## WHAT IS EXPECTED
In the entries below, identify every line with the string "tanto" and copy it.

## ROWS
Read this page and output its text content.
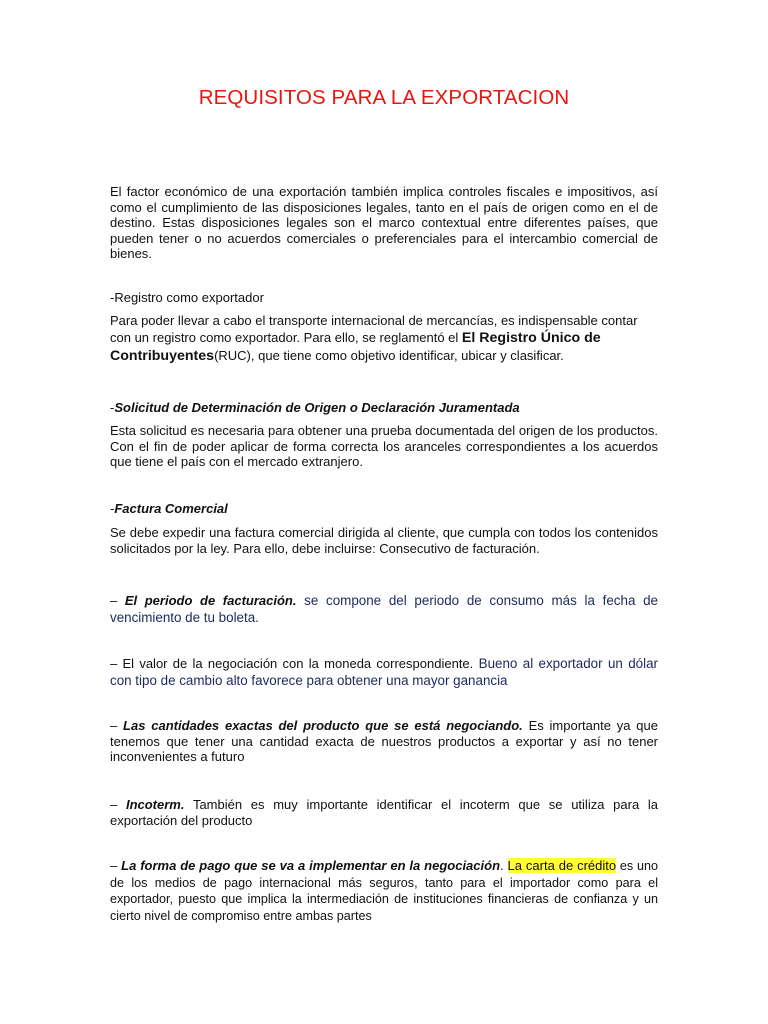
REQUISITOS PARA LA EXPORTACION
El factor económico de una exportación también implica controles fiscales e impositivos, así como el cumplimiento de las disposiciones legales, tanto en el país de origen como en el de destino. Estas disposiciones legales son el marco contextual entre diferentes países, que pueden tener o no acuerdos comerciales o preferenciales para el intercambio comercial de bienes.
-Registro como exportador
Para poder llevar a cabo el transporte internacional de mercancías, es indispensable contar con un registro como exportador. Para ello, se reglamentó el El Registro Único de Contribuyentes(RUC), que tiene como objetivo identificar, ubicar y clasificar.
-Solicitud de Determinación de Origen o Declaración Juramentada
Esta solicitud es necesaria para obtener una prueba documentada del origen de los productos. Con el fin de poder aplicar de forma correcta los aranceles correspondientes a los acuerdos que tiene el país con el mercado extranjero.
-Factura Comercial
Se debe expedir una factura comercial dirigida al cliente, que cumpla con todos los contenidos solicitados por la ley. Para ello, debe incluirse: Consecutivo de facturación.
– El periodo de facturación. se compone del periodo de consumo más la fecha de vencimiento de tu boleta.
– El valor de la negociación con la moneda correspondiente. Bueno al exportador un dólar con tipo de cambio alto favorece para obtener una mayor ganancia
– Las cantidades exactas del producto que se está negociando. Es importante ya que tenemos que tener una cantidad exacta de nuestros productos a exportar y así no tener inconvenientes a futuro
– Incoterm. También es muy importante identificar el incoterm que se utiliza para la exportación del producto
– La forma de pago que se va a implementar en la negociación. La carta de crédito es uno de los medios de pago internacional más seguros, tanto para el importador como para el exportador, puesto que implica la intermediación de instituciones financieras de confianza y un cierto nivel de compromiso entre ambas partes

## FINISHED ANSWER
El factor económico de una exportación también implica controles fiscales e impositivos, así como el cumplimiento de las disposiciones legales, tanto en el país de origen como en el de destino. Estas disposiciones legales son el marco contextual entre diferentes países, que pueden tener o no acuerdos comerciales o preferenciales para el intercambio comercial de bienes.
– La forma de pago que se va a implementar en la negociación. La carta de crédito es uno de los medios de pago internacional más seguros, tanto para el importador como para el exportador, puesto que implica la intermediación de instituciones financieras de confianza y un cierto nivel de compromiso entre ambas partes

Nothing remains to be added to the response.